**WORK TO BE COMPLETED**
In the records below, find each line containing the word "muni" and copy it.

[Stored items]
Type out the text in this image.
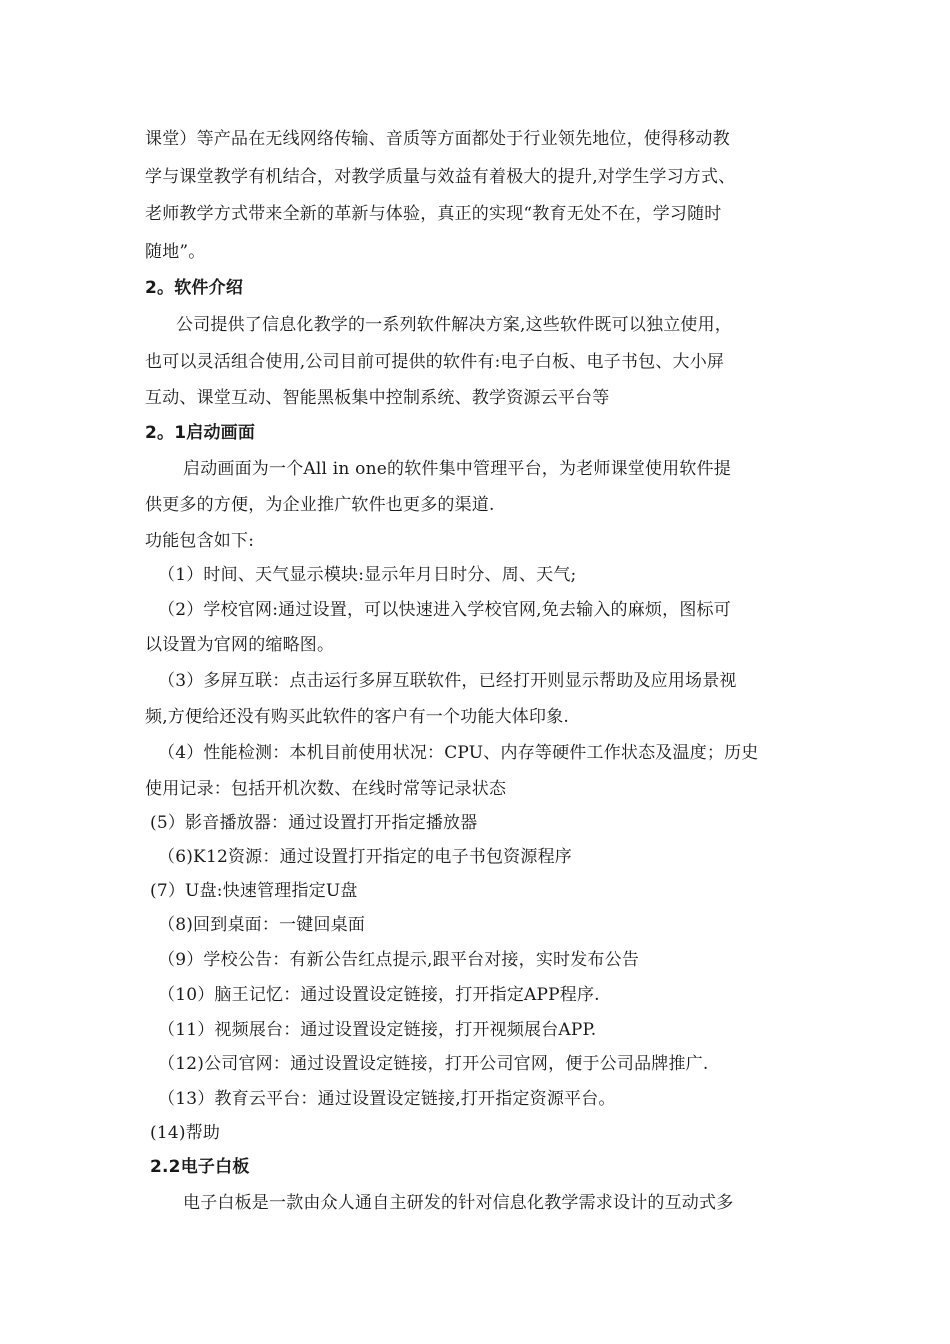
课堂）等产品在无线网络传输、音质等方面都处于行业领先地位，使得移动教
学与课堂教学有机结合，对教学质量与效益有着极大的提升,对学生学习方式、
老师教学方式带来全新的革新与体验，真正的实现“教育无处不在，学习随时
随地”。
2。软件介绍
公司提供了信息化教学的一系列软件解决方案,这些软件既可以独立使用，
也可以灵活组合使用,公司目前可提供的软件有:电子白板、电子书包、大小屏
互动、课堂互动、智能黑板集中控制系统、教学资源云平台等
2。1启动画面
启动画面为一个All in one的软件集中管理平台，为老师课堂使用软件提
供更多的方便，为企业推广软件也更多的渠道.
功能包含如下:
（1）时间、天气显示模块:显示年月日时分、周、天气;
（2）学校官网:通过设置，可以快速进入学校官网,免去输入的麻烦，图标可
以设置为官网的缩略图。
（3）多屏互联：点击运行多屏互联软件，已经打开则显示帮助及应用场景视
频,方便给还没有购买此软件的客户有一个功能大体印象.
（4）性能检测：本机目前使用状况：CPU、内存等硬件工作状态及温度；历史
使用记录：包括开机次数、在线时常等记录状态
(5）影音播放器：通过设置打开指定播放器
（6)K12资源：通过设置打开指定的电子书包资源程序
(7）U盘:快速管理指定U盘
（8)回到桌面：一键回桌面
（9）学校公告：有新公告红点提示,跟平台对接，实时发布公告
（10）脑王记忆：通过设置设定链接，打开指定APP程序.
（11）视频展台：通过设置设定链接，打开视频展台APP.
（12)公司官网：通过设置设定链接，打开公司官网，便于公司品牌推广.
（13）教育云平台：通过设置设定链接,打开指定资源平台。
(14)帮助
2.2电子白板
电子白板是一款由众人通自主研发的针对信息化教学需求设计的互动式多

---

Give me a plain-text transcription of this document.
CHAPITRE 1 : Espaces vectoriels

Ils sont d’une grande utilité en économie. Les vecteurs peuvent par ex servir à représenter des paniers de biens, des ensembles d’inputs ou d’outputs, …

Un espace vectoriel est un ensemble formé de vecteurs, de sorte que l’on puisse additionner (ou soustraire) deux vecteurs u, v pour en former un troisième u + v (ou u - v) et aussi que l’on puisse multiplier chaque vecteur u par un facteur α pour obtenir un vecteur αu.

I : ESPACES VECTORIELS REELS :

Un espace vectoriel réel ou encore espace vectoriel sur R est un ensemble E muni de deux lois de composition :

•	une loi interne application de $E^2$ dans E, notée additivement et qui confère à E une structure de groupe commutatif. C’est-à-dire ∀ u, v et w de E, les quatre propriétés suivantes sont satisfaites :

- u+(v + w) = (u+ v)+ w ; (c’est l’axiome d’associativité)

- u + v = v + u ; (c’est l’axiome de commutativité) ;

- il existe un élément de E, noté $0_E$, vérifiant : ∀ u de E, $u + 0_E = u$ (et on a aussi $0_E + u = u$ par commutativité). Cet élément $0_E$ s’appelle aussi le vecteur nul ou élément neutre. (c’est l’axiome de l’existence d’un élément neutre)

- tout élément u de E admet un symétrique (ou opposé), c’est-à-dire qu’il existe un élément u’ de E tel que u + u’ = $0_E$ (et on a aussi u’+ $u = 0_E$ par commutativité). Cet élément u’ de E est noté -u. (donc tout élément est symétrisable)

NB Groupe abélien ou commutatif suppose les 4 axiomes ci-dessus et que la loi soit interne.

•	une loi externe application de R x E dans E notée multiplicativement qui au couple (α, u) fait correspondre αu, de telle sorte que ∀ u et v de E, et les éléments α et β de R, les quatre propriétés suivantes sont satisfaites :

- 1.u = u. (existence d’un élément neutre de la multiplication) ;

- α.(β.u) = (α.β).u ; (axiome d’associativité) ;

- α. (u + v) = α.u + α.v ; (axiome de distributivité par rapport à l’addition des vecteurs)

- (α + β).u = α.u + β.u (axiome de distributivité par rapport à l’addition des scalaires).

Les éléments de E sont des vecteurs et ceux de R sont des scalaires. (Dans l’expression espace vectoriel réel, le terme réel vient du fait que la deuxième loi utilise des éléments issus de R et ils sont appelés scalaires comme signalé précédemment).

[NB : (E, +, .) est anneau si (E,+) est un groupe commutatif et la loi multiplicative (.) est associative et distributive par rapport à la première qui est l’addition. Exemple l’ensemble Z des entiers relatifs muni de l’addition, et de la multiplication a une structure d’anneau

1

**COMPLETE RESPONSE**
Un espace vectoriel réel ou encore espace vectoriel sur R est un ensemble E muni de deux lois de composition :
[NB : (E, +, .) est anneau si (E,+) est un groupe commutatif et la loi multiplicative (.) est associative et distributive par rapport à la première qui est l’addition. Exemple l’ensemble Z des entiers relatifs muni de l’addition, et de la multiplication a une structure d’anneau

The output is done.